▸ **PROBLEM**
Print the entire listing. Each line must match the original exactly.

▸ **MATERIAL PROVIDED**
● ● ● ●

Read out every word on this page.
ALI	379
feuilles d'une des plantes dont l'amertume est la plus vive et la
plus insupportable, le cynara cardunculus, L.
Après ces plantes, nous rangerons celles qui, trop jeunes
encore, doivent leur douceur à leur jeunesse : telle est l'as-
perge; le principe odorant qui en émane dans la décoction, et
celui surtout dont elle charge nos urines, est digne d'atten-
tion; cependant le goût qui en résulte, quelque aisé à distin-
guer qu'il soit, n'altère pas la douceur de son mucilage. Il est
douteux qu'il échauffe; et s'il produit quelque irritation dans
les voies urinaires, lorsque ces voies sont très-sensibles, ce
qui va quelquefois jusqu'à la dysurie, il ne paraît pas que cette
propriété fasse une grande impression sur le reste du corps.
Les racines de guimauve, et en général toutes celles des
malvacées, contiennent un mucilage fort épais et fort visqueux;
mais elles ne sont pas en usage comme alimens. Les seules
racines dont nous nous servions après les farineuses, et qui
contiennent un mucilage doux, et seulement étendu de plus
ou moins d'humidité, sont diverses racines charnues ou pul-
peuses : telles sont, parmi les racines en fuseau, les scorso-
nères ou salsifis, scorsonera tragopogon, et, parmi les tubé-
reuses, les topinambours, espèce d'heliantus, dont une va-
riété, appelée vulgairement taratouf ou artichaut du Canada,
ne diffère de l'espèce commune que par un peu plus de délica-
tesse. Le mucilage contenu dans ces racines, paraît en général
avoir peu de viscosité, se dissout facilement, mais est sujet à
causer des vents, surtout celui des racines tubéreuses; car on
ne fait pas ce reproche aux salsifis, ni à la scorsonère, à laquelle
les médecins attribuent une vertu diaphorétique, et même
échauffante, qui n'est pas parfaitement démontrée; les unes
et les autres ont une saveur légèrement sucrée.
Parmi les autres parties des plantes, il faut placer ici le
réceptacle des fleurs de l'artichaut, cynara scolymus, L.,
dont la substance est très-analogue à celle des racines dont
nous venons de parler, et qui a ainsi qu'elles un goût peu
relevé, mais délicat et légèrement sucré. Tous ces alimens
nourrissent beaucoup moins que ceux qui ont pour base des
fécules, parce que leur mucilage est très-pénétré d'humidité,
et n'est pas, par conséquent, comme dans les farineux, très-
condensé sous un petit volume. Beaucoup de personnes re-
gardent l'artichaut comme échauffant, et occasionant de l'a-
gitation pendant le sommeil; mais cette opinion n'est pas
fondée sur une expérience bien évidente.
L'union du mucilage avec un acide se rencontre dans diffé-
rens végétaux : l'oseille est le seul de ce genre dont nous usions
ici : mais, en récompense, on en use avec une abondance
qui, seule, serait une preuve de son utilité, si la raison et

● ● ● ●

▸ **TASK SOLUTION**
Read out every word on this page.
ALI	379
feuilles d'une des plantes dont l'amertume est la plus vive et la
plus insupportable, le cynara cardunculus, L.
Après ces plantes, nous rangerons celles qui, trop jeunes
encore, doivent leur douceur à leur jeunesse : telle est l'as-
perge; le principe odorant qui en émane dans la décoction, et
celui surtout dont elle charge nos urines, est digne d'atten-
tion; cependant le goût qui en résulte, quelque aisé à distin-
guer qu'il soit, n'altère pas la douceur de son mucilage. Il est
douteux qu'il échauffe; et s'il produit quelque irritation dans
les voies urinaires, lorsque ces voies sont très-sensibles, ce
qui va quelquefois jusqu'à la dysurie, il ne paraît pas que cette
propriété fasse une grande impression sur le reste du corps.
Les racines de guimauve, et en général toutes celles des
malvacées, contiennent un mucilage fort épais et fort visqueux;
mais elles ne sont pas en usage comme alimens. Les seules
racines dont nous nous servions après les farineuses, et qui
contiennent un mucilage doux, et seulement étendu de plus
ou moins d'humidité, sont diverses racines charnues ou pul-
peuses : telles sont, parmi les racines en fuseau, les scorso-
nères ou salsifis, scorsonera tragopogon, et, parmi les tubé-
reuses, les topinambours, espèce d'heliantus, dont une va-
riété, appelée vulgairement taratouf ou artichaut du Canada,
ne diffère de l'espèce commune que par un peu plus de délica-
tesse. Le mucilage contenu dans ces racines, paraît en général
avoir peu de viscosité, se dissout facilement, mais est sujet à
causer des vents, surtout celui des racines tubéreuses; car on
ne fait pas ce reproche aux salsifis, ni à la scorsonère, à laquelle
les médecins attribuent une vertu diaphorétique, et même
échauffante, qui n'est pas parfaitement démontrée; les unes
et les autres ont une saveur légèrement sucrée.
Parmi les autres parties des plantes, il faut placer ici le
réceptacle des fleurs de l'artichaut, cynara scolymus, L.,
dont la substance est très-analogue à celle des racines dont
nous venons de parler, et qui a ainsi qu'elles un goût peu
relevé, mais délicat et légèrement sucré. Tous ces alimens
nourrissent beaucoup moins que ceux qui ont pour base des
fécules, parce que leur mucilage est très-pénétré d'humidité,
et n'est pas, par conséquent, comme dans les farineux, très-
condensé sous un petit volume. Beaucoup de personnes re-
gardent l'artichaut comme échauffant, et occasionant de l'a-
gitation pendant le sommeil; mais cette opinion n'est pas
fondée sur une expérience bien évidente.
L'union du mucilage avec un acide se rencontre dans diffé-
rens végétaux : l'oseille est le seul de ce genre dont nous usions
ici : mais, en récompense, on en use avec une abondance
qui, seule, serait une preuve de son utilité, si la raison et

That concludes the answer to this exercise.